**WRITTEN TASK A**
According to the article on gratitude, how often does someone need to write in a gratitude journal to raise their happiness levels?
**WRITTEN TASK B**
From the article on gratitude, reproduce the passage word for word, starting at "Every so often, ghosts" and continuing up to and including "gratitude journal someday!".

**TEXT PROVIDED**
------------------------------------------------
How To Thank Your Way To Health And Happiness
Congratulations, Sheroes! You made it to the last few weeks of 2020! To say that it’s been quite a year is an understatement, so it’s time to give yourself a break and use this month to celebrate the fact that you got here in good health. Sure, it’s a bit hard to feel thankful after everything that has happened this year, but the fact that Thanksgiving falls in November could be a sign – whether or not turkey is involved, maybe a little bit of gratitude is in order!
Regardless of the season, the overall benefits of gratitude should be enough to make us thankful every day. Yes, it’s been scientifically proven that being grateful leads to better health and happiness.(1) Giving thanks can actually rewire our brains by activating a neurotransmitter called dopamine, which makes us feel good and motivated enough to achieve our goals.(2) A number of studies have even explored the links between gratitude and things like better mental health, stronger relationships, improved sleep quality, less stress, healthier hearts, and lower cellular inflammation!(3)
Even without learning the science behind it, we all know how good being grateful feels like. Whenever you think of something you’re thankful for, it’s impossible to ignore the good vibes that follow. But like many worthy things in life, gratitude takes practice. It’s easy to get caught up in other thoughts and feelings, so here are a few ways to let gratitude take space in your routine instead!
When your to-do list is stressing you out, take time to make a gratitude list as well.
Checking off all the items on your to-do list might give you a high, but there’s another kind of rush to be gained from creating a list of everything you’re thankful for these days. If counting your blessings could lead to more, then take it a step further and make a gratitude journal. It can range from simple things like “My online shopping haul arrived today” to profound realizations that could fill a whole page. For those who think that it sounds like a chore, there’s no pressure to write everyday – research has shown that doing this at least once or twice a week is already enough to raise your happiness levels.(4) It might take a while to get the hang of it, but you’ll definitely get into the habit of finding things to be grateful for!
When you get stuck in “shoulda woulda coulda” memories, think of what you learned from those moments instead.
Every so often, ghosts of the past can pop up and remind us of every regrettable decision and embarrassing moment we ever had. If you find yourself replaying these awful memories, it’s normal to think about what you should have, would have, or could have done to avoid whatever happened next. But there’s another way to keep yourself from spiraling down memory lane – think of those bad things as teachable moments that gave you the gift of wisdom for the future. So what did you learn after going through a certain experience? After reflecting on the answers, you can reframe any regrets into what you should, would, and could do for the best outcome for the future instead. Who knows, those moments you once hated might even make it to your gratitude journal someday!
------------------------------------------------
**RECORDS SUPPLIED**
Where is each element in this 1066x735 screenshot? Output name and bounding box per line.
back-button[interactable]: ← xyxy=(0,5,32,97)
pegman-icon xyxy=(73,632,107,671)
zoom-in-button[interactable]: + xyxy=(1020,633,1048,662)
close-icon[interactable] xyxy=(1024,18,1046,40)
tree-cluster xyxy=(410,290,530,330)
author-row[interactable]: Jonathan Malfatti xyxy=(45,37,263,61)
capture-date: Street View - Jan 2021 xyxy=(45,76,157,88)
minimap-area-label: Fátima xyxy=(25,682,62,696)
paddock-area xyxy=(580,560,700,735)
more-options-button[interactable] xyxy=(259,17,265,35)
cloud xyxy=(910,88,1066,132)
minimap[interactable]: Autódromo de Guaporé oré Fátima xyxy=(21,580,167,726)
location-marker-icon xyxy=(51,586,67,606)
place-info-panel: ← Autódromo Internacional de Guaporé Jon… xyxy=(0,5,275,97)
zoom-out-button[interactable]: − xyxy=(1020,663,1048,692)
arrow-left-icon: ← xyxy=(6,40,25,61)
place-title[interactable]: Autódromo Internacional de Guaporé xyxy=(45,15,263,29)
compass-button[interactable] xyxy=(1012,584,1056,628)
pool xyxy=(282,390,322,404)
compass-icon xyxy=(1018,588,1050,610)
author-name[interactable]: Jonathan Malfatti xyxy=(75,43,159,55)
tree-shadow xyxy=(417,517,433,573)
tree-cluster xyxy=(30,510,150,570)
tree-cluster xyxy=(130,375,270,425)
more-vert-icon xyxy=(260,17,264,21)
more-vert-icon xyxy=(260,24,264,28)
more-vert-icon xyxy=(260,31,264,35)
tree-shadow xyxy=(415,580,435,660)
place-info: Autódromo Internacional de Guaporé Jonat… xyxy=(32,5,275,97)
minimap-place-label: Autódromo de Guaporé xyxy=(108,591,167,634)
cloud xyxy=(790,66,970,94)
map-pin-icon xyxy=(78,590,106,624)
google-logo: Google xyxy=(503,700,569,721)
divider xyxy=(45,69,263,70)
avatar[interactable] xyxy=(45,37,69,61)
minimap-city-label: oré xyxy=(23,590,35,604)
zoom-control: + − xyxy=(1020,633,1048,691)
------------------------------------------------
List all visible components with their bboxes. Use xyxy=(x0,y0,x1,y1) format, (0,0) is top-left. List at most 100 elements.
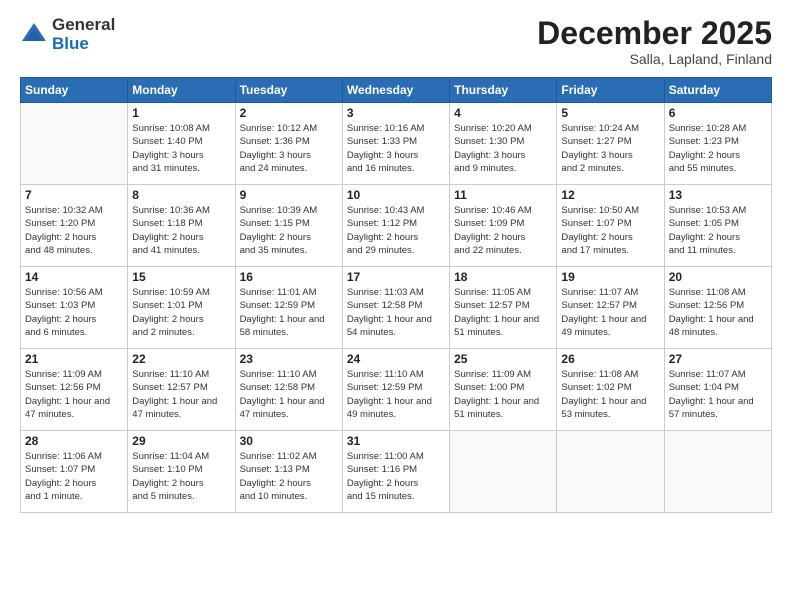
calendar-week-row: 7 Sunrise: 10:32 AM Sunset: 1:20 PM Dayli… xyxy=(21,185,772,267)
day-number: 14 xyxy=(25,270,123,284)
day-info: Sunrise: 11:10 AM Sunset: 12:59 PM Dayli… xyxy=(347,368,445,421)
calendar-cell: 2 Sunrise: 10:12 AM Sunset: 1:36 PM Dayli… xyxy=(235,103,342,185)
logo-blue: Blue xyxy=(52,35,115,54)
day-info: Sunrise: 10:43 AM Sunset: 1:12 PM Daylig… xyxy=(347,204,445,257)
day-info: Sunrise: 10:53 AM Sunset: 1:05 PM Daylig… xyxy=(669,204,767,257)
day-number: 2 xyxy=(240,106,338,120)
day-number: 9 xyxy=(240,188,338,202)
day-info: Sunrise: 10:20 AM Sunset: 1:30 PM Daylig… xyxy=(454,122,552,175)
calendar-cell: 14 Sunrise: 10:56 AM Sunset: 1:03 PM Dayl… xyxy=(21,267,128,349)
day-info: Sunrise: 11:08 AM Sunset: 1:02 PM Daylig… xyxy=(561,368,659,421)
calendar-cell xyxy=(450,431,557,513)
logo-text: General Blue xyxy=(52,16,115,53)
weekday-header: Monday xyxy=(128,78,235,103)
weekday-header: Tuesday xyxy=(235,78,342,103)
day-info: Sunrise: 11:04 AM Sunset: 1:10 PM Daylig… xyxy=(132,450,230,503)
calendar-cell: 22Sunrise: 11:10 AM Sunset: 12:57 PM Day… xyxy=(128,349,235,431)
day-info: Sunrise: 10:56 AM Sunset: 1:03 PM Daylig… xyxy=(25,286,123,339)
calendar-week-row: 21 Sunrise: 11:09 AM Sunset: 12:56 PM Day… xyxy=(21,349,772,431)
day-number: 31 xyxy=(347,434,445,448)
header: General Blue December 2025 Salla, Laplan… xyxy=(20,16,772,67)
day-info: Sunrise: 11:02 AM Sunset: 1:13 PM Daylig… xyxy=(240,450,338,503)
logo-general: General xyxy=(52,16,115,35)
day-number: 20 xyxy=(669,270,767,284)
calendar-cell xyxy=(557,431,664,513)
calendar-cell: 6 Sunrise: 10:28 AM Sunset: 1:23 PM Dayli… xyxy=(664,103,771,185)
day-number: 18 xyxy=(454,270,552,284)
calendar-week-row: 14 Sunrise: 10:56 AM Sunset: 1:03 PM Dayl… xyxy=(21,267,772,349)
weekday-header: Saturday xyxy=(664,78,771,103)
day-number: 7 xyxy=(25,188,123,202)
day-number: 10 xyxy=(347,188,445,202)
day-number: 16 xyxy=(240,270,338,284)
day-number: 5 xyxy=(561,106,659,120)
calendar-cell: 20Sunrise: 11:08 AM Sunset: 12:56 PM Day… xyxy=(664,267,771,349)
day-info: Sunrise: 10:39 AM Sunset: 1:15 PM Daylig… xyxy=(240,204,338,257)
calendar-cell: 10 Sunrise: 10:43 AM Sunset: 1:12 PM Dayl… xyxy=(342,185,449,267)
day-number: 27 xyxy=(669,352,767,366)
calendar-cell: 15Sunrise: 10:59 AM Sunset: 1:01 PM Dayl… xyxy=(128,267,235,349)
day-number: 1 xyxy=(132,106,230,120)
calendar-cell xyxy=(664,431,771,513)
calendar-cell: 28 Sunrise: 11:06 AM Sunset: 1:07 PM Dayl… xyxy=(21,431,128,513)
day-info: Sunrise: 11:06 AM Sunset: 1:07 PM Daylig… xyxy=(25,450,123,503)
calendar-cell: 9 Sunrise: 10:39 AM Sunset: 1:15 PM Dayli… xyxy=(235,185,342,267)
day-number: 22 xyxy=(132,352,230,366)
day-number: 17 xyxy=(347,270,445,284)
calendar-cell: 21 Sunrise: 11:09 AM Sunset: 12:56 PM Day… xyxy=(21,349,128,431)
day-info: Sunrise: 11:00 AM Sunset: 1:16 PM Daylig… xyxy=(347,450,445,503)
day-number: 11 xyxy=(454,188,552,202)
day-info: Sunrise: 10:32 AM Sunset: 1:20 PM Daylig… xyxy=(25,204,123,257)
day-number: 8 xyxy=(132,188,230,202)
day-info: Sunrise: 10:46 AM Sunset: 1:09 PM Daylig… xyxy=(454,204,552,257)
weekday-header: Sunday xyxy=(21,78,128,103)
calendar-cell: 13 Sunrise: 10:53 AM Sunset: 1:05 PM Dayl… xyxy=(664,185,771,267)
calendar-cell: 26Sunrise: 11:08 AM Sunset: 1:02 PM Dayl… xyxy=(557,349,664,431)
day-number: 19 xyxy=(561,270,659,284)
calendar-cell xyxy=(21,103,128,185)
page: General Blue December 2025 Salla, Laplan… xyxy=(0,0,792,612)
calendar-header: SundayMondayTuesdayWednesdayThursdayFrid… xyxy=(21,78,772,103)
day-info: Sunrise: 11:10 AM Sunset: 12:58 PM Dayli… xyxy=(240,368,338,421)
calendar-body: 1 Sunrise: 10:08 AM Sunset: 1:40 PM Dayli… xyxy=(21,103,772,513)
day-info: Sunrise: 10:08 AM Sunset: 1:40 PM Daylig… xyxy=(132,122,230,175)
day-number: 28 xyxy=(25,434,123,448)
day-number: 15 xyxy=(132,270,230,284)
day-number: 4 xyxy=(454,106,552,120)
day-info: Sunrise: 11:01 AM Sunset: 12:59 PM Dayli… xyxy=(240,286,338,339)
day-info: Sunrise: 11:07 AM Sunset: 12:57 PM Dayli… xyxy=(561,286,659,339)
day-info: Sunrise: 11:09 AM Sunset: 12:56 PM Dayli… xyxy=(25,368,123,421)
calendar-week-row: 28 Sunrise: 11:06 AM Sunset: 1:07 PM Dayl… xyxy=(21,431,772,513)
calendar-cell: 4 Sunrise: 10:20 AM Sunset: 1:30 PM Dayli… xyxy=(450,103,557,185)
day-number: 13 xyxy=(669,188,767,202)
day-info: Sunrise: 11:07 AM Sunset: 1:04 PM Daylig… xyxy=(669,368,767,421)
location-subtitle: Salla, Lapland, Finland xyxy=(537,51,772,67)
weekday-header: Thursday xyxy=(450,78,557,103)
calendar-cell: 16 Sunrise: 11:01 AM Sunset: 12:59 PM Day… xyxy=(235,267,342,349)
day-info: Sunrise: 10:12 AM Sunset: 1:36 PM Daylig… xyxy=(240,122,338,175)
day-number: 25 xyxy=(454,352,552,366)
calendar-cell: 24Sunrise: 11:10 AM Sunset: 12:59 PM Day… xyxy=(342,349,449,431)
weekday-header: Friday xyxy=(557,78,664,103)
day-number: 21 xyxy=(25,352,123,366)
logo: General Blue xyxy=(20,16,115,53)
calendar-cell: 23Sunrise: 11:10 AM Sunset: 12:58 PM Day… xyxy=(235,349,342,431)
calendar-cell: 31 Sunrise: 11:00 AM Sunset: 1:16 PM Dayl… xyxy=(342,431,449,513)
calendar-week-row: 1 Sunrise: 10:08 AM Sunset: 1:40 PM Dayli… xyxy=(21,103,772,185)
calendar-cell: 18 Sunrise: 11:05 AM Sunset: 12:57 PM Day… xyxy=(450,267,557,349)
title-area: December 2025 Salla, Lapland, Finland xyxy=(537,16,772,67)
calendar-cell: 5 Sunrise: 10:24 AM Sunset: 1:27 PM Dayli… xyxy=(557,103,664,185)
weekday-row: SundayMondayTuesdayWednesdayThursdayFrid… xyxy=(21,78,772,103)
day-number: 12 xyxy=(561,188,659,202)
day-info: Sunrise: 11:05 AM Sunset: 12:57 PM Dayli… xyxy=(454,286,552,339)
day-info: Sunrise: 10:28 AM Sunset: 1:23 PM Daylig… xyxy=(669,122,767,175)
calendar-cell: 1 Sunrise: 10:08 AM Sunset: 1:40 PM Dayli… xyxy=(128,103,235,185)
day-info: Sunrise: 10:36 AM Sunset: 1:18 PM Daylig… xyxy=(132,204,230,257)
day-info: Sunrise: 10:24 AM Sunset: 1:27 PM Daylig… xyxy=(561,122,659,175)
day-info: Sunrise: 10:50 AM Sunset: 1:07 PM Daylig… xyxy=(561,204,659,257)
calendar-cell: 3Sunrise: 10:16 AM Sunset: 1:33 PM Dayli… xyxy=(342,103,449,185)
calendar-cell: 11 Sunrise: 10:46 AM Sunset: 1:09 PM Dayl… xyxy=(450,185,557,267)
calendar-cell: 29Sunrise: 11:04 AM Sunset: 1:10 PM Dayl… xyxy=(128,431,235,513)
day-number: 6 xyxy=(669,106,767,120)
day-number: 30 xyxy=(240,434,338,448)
------------------------------------------------
**TASK SOLUTION A**
At least once or twice a week.

**TASK SOLUTION B**
Every so often, ghosts of the past can pop up and remind us of every regrettable decision and embarrassing moment we ever had. If you find yourself replaying these awful memories, it’s normal to think about what you should have, would have, or could have done to avoid whatever happened next. But there’s another way to keep yourself from spiraling down memory lane – think of those bad things as teachable moments that gave you the gift of wisdom for the future. So what did you learn after going through a certain experience? After reflecting on the answers, you can reframe any regrets into what you should, would, and could do for the best outcome for the future instead. Who knows, those moments you once hated might even make it to your gratitude journal someday!